Recorded data:
-=-=-=-=-

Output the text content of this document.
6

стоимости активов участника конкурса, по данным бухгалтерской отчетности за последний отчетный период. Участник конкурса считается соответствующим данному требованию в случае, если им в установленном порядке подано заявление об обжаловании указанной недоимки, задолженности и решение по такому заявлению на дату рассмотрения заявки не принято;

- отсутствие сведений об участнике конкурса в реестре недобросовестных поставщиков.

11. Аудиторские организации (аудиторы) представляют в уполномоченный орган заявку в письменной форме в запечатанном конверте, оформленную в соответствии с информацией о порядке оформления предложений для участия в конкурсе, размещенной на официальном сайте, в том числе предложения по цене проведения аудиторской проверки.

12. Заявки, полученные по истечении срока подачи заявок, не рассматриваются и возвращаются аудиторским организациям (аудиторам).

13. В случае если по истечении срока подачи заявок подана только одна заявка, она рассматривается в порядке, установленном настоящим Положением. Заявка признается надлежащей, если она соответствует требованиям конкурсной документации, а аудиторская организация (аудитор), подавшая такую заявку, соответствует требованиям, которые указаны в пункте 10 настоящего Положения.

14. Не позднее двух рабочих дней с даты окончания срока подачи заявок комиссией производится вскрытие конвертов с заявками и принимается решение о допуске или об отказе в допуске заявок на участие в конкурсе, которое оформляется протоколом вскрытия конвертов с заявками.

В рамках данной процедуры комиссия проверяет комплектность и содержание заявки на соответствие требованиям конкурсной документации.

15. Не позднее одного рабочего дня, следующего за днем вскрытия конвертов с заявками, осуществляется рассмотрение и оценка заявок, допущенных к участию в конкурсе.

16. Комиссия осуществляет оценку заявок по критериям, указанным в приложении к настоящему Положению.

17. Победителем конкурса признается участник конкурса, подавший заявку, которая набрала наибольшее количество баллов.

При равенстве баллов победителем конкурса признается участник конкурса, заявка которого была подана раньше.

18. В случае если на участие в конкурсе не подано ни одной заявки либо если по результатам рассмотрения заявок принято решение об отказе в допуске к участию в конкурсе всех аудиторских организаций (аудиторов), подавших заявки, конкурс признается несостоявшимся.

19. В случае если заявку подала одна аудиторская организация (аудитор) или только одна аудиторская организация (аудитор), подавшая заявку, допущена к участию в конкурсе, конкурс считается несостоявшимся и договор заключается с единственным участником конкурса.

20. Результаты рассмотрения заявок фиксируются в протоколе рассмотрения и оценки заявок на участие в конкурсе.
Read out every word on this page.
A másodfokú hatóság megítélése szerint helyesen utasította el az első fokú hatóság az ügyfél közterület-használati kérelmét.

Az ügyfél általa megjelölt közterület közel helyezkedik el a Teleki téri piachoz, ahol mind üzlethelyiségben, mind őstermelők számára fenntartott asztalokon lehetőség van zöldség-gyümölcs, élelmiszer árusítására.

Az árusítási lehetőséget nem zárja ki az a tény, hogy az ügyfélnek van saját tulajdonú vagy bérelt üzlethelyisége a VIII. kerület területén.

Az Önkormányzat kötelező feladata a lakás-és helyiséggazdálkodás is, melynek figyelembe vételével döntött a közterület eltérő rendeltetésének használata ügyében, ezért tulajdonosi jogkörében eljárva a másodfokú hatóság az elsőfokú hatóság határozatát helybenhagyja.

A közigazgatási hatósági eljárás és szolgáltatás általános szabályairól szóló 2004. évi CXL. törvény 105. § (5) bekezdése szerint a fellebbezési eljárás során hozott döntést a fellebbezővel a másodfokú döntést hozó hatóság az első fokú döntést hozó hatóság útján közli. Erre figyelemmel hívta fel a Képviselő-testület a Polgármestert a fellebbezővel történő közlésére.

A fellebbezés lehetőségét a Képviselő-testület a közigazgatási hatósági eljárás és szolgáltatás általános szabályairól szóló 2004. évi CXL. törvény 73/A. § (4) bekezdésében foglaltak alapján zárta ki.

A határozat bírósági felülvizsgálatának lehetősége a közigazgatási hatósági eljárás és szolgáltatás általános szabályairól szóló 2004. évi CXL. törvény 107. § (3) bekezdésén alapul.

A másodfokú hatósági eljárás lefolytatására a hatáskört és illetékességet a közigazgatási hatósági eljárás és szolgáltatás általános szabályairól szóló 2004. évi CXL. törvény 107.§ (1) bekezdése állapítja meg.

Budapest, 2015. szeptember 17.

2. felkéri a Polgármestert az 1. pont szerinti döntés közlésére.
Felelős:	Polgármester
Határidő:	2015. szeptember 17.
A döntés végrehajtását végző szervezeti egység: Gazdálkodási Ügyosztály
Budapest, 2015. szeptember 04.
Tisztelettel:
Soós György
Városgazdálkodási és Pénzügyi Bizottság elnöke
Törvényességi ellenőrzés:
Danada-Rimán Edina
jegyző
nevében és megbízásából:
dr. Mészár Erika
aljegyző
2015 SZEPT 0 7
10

-=-=-=-=-

Written problem:
Collect every line from the records above that contains the word "заявок".

Response for this exercise:
12. Заявки, полученные по истечении срока подачи заявок, не рассматриваются и возвращаются аудиторским организациям (аудиторам).
13. В случае если по истечении срока подачи заявок подана только одна заявка, она рассматривается в порядке, установленном настоящим Положением. Заявка признается надлежащей, если она соответствует требованиям конкурсной документации, а аудиторская организация (аудитор), подавшая такую заявку, соответствует требованиям, которые указаны в пункте 10 настоящего Положения.
14. Не позднее двух рабочих дней с даты окончания срока подачи заявок комиссией производится вскрытие конвертов с заявками и принимается решение о допуске или об отказе в допуске заявок на участие в конкурсе, которое оформляется протоколом вскрытия конвертов с заявками.
15. Не позднее одного рабочего дня, следующего за днем вскрытия конвертов с заявками, осуществляется рассмотрение и оценка заявок, допущенных к участию в конкурсе.
16. Комиссия осуществляет оценку заявок по критериям, указанным в приложении к настоящему Положению.
18. В случае если на участие в конкурсе не подано ни одной заявки либо если по результатам рассмотрения заявок принято решение об отказе в допуске к участию в конкурсе всех аудиторских организаций (аудиторов), подавших заявки, конкурс признается несостоявшимся.
20. Результаты рассмотрения заявок фиксируются в протоколе рассмотрения и оценки заявок на участие в конкурсе.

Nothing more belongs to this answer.